[WHAT TO WORK ON]
Leave the pictures out and print every record below exactly as it stands.

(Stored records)
[start]

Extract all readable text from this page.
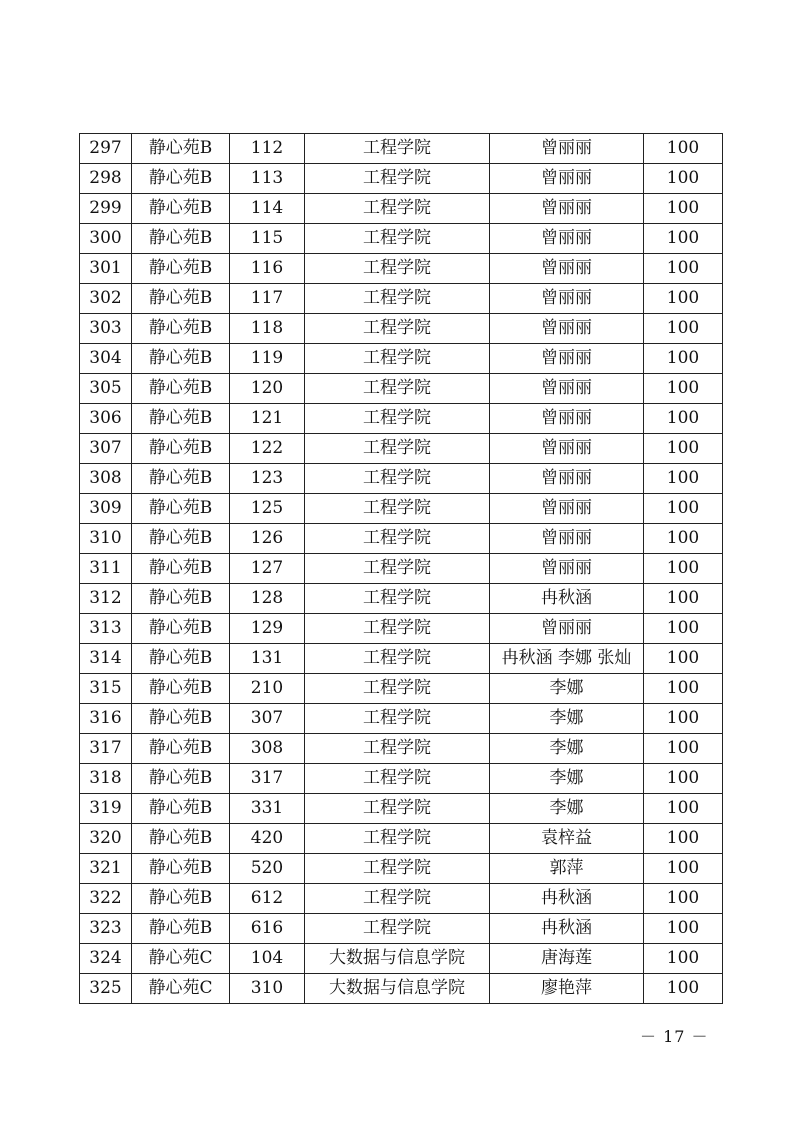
297	静心苑B	112	工程学院	曾丽丽	100
298	静心苑B	113	工程学院	曾丽丽	100
299	静心苑B	114	工程学院	曾丽丽	100
300	静心苑B	115	工程学院	曾丽丽	100
301	静心苑B	116	工程学院	曾丽丽	100
302	静心苑B	117	工程学院	曾丽丽	100
303	静心苑B	118	工程学院	曾丽丽	100
304	静心苑B	119	工程学院	曾丽丽	100
305	静心苑B	120	工程学院	曾丽丽	100
306	静心苑B	121	工程学院	曾丽丽	100
307	静心苑B	122	工程学院	曾丽丽	100
308	静心苑B	123	工程学院	曾丽丽	100
309	静心苑B	125	工程学院	曾丽丽	100
310	静心苑B	126	工程学院	曾丽丽	100
311	静心苑B	127	工程学院	曾丽丽	100
312	静心苑B	128	工程学院	冉秋涵	100
313	静心苑B	129	工程学院	曾丽丽	100
314	静心苑B	131	工程学院	冉秋涵 李娜 张灿	100
315	静心苑B	210	工程学院	李娜	100
316	静心苑B	307	工程学院	李娜	100
317	静心苑B	308	工程学院	李娜	100
318	静心苑B	317	工程学院	李娜	100
319	静心苑B	331	工程学院	李娜	100
320	静心苑B	420	工程学院	袁梓益	100
321	静心苑B	520	工程学院	郭萍	100
322	静心苑B	612	工程学院	冉秋涵	100
323	静心苑B	616	工程学院	冉秋涵	100
324	静心苑C	104	大数据与信息学院	唐海莲	100
325	静心苑C	310	大数据与信息学院	廖艳萍	100
－ 17 －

[end]

[ANSWER BELOW]
Extract all readable text from this page.
297	静心苑B	112	工程学院	曾丽丽	100
298	静心苑B	113	工程学院	曾丽丽	100
299	静心苑B	114	工程学院	曾丽丽	100
300	静心苑B	115	工程学院	曾丽丽	100
301	静心苑B	116	工程学院	曾丽丽	100
302	静心苑B	117	工程学院	曾丽丽	100
303	静心苑B	118	工程学院	曾丽丽	100
304	静心苑B	119	工程学院	曾丽丽	100
305	静心苑B	120	工程学院	曾丽丽	100
306	静心苑B	121	工程学院	曾丽丽	100
307	静心苑B	122	工程学院	曾丽丽	100
308	静心苑B	123	工程学院	曾丽丽	100
309	静心苑B	125	工程学院	曾丽丽	100
310	静心苑B	126	工程学院	曾丽丽	100
311	静心苑B	127	工程学院	曾丽丽	100
312	静心苑B	128	工程学院	冉秋涵	100
313	静心苑B	129	工程学院	曾丽丽	100
314	静心苑B	131	工程学院	冉秋涵 李娜 张灿	100
315	静心苑B	210	工程学院	李娜	100
316	静心苑B	307	工程学院	李娜	100
317	静心苑B	308	工程学院	李娜	100
318	静心苑B	317	工程学院	李娜	100
319	静心苑B	331	工程学院	李娜	100
320	静心苑B	420	工程学院	袁梓益	100
321	静心苑B	520	工程学院	郭萍	100
322	静心苑B	612	工程学院	冉秋涵	100
323	静心苑B	616	工程学院	冉秋涵	100
324	静心苑C	104	大数据与信息学院	唐海莲	100
325	静心苑C	310	大数据与信息学院	廖艳萍	100
－ 17 －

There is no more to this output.